BEGIN Passage for review

Unfortunately, that's not always true. If cancelling a card increases your debt-to-available-credit ratio, it can have a negative effect.

Say you have 2 credit cards, one with a $10,000 limit and one with a $5,000 limit. You have $7,000 credit on the first card, with a total limit of $15,000...swell, you've got more than half your credit available. You cancel the $5,000 limit credit card... now you have $7,000 in debt with a total limit of $10,000... now over half your credit is unavailable. Some sites even recommend you don't cancel old credit cards... you just have to look at your specific situation. No, I can't specifically remember what sites I've read this on, but I know a few have mentioned it.
posted by IndigoRain at 6:39 AM on February 25, 2007


IndigoRain is on the right track here. Raising your percent utilization (account balances/total credit limit) by closing an account (and thus losing that available credit while maintaining the same total balance across all cards) can drop your credit score.

An important point not yet mentioned is that when you close an account, it doesn't drop off of your credit report entirely. Rather, it stays on for at least 7 years.

Which brings us to the issue of canceling old credit cards. Average account age positively benefits your credit score: the older your credit history, the better your score, all things being equal. Now when you cancel that new account, you may think you're increasing your credit age, but since the account will stay on your credit report for another seven years, it actually does no such thing. In fact, when that closed account does fall off your credit score after seven years, it may in fact hurt your credit score if it ends up lowering the length of your credit history. The way this would happen is if you open more accounts between now and then, making the seven-year-old account that's about to disappear one of the longer-standing accounts.

hazyspring, the best thing to do in your situation is to continue complaining to Chase and the three credit bureaus (Equifax, Experian, and TransUnion). The only way to resolve this matter in your favor would be to get the bureaus to delete the account altogether if that's possible. Note, though, that it may take a month or two before the account shows up, so if you can get the issue resolved with Chase, you may head the whole thing off at the pass.

As for resources, definitely file a complaint with the BBB the first chance you get. They, in turn, will forward the complain over to Chase which might open some doors for you. Also, The Consumerist aboslutely loves these kinds of stories, but it would help if you had a complete and packaged story (details of the events, calls you made, what they said, etc.) when contacting them to make them more likely to pick the issue up. Good luck.

END Passage for review
BEGIN Extracted data

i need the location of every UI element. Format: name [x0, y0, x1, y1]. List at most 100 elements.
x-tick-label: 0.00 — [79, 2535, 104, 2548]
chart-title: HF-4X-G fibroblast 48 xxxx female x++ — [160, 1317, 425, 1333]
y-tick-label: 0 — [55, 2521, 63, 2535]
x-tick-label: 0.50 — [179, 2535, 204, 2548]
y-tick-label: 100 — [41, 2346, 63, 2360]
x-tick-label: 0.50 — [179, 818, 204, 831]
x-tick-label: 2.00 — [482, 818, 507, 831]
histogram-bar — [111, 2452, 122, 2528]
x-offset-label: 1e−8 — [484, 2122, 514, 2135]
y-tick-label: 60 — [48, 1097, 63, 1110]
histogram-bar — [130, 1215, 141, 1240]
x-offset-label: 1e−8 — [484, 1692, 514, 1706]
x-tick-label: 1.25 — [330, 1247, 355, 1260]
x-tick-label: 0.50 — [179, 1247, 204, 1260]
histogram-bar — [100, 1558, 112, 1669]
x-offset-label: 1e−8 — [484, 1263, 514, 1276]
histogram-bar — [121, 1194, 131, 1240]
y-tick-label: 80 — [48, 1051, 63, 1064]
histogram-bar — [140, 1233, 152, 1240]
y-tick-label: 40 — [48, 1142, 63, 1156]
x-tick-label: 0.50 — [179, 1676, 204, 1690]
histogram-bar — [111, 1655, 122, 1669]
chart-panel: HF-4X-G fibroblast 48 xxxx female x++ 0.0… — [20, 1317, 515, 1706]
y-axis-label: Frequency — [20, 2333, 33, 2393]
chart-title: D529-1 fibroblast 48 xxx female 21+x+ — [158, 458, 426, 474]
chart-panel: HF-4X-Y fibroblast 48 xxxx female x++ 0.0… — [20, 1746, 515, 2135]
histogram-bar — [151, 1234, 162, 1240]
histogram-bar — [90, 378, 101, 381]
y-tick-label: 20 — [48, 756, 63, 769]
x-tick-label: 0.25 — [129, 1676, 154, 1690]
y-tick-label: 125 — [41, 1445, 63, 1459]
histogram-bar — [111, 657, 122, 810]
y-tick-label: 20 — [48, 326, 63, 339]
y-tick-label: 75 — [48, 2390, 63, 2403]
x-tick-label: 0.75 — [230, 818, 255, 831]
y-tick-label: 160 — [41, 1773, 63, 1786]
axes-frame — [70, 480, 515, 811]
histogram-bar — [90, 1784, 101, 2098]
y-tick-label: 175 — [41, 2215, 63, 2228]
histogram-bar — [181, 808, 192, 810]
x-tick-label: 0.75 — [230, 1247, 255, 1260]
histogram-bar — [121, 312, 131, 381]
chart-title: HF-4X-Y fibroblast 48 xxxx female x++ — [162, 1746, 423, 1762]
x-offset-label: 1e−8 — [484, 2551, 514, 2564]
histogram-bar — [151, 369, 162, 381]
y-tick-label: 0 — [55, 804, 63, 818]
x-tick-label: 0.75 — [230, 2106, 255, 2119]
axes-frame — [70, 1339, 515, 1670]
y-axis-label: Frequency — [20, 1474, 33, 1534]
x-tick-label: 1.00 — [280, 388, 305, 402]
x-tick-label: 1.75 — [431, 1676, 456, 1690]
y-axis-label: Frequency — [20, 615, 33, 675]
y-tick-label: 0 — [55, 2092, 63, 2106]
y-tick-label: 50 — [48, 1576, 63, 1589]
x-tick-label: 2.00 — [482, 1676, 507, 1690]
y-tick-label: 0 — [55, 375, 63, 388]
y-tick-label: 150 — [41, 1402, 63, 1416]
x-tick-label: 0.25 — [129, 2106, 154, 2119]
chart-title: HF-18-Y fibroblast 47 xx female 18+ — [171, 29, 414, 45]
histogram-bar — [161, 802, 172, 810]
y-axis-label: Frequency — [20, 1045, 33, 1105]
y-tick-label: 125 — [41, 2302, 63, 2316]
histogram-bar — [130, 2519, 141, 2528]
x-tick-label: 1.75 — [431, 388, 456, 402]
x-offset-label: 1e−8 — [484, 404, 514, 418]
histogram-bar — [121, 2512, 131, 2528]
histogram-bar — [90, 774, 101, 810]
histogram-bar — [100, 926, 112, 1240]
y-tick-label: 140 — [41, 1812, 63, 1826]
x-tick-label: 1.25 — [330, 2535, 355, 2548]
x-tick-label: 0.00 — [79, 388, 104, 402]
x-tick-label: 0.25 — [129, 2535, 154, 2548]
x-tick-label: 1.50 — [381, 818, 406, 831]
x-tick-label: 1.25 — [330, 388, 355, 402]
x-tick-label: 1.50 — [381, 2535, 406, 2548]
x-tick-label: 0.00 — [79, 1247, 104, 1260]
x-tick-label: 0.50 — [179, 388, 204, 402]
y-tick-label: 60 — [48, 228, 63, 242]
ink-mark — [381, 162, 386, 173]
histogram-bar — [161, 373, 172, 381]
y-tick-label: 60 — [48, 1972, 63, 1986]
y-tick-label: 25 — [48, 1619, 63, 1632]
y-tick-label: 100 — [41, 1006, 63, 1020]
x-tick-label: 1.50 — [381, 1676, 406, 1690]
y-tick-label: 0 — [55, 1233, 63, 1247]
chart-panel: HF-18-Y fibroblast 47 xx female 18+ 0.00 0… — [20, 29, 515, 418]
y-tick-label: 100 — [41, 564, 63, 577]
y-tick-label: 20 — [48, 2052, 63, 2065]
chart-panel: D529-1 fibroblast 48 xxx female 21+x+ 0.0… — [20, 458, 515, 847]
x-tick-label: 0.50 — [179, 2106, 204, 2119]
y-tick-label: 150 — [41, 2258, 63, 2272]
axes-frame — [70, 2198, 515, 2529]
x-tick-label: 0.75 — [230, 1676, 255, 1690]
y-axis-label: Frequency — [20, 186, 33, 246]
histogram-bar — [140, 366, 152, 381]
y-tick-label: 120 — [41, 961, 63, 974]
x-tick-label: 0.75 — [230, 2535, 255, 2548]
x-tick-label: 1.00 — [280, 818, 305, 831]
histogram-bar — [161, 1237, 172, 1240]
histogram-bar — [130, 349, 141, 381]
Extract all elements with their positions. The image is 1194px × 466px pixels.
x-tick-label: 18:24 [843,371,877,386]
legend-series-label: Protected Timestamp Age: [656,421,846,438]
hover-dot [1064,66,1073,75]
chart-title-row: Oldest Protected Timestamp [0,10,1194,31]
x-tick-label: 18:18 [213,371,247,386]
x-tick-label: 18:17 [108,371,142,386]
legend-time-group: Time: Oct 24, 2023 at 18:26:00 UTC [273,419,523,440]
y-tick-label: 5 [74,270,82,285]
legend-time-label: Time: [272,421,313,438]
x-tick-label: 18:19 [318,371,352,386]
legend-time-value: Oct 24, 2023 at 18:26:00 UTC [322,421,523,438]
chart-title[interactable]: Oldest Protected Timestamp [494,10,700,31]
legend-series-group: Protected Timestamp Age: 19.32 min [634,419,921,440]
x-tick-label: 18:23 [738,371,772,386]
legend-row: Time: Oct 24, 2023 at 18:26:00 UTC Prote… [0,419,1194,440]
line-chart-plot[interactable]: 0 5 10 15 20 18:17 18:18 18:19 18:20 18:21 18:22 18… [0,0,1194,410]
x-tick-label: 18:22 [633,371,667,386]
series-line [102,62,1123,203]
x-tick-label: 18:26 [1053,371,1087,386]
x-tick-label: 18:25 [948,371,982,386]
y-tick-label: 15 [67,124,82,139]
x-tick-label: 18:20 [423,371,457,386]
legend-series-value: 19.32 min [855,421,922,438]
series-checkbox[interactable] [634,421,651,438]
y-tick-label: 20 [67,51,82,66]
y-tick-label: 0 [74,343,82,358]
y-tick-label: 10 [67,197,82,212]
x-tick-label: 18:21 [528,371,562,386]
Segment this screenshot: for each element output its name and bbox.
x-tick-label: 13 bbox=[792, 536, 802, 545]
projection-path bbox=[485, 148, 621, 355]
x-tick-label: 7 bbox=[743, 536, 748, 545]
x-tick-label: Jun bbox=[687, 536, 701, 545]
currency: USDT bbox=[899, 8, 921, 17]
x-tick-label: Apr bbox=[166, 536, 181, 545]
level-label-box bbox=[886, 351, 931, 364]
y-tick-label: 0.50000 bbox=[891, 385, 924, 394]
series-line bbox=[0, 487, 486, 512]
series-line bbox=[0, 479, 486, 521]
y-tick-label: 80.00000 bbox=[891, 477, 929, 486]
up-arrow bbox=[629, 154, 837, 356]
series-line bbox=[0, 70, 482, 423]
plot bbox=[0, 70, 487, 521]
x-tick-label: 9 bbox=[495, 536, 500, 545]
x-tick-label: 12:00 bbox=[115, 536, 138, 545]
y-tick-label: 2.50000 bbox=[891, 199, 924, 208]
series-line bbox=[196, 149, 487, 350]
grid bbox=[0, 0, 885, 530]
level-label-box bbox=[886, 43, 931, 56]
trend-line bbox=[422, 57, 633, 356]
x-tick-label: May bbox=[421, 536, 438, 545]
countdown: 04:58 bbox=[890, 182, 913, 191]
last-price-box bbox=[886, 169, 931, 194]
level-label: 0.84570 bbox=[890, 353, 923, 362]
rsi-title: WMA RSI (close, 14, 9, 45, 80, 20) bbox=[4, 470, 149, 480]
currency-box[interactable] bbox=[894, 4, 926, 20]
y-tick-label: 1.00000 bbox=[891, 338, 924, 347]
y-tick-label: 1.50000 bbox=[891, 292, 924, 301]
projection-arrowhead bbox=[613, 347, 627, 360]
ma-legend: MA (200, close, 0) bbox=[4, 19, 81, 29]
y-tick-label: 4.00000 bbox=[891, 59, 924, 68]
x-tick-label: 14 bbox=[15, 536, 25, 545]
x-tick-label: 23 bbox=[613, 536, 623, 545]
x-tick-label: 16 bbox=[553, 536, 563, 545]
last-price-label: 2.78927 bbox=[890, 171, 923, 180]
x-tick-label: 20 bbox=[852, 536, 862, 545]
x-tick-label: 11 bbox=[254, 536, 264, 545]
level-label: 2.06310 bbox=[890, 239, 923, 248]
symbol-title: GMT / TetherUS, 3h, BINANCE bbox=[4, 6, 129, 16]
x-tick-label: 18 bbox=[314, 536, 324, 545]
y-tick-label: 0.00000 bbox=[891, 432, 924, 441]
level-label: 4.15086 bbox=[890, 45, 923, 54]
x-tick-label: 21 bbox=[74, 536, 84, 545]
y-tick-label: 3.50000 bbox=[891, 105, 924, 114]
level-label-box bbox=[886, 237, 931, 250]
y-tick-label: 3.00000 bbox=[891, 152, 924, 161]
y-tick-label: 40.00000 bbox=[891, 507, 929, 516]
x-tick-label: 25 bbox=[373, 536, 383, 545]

END Extracted data

#### [Study questions]
1. From the discussion about closing credit cards, pull out the wording between "IndigoRain is on" and "least 7 years.", inclusive.
2. Extend the discussion about closing credit cards and credit scores beyond its final sentence.

#### [Answers by task]
1.
IndigoRain is on the right track here. Raising your percent utilization (account balances/total credit limit) by closing an account (and thus losing that available credit while maintaining the same total balance across all cards) can drop your credit score.

An important point not yet mentioned is that when you close an account, it doesn't drop off of your credit report entirely. Rather, it stays on for at least 7 years.

2.
posted by stomicron at 8:06 AM on February 25, 2007


Thanks for all of the responses. Luckily I have no credit card debt, so I don't think my debt ratio will be a problem. I have a credit watch through experian, so I will know as soon as the account gets added on my credit. (If it does, I cancelled the card as soon as I got it, so maybe it will not show up, I'm not sure.)

If it does, then I will send letters to the collection agencies to remove from my credit.

I will definitely file a complaint with the BBB and write up some stuff for the Consumerist. I'm pretty angry that this happened, given the fact that I am buying my first house, and have been doing a lot of research just to make sure I didn't get screwed over. I'll post back on here if I get any results or whether it actually does appear on my credit report or not.
posted by hazyspring at 8:17 AM on February 25, 2007


The Federal Trade Commission also has a very good website about credit, including a form for your complaints.
posted by ikkyu2 at 9:08 AM on February 25, 2007


I got my refund. I'm still continuing other avenues to complain though. I ended up escalating it to the Assistant VP. He didn't call me back, but the manager called me back immediately telling me the money would be refunded.

I have since sent him a certified letter, and will be filing a complaint with the BBB. In about a week, it's going to be 30 days, so it will be interesting to see if it shows up on my credit.
posted by hazyspring at 12:00 PM on February 27, 2007


It did end up appearing on my credit report, I am going to fight to have it removed.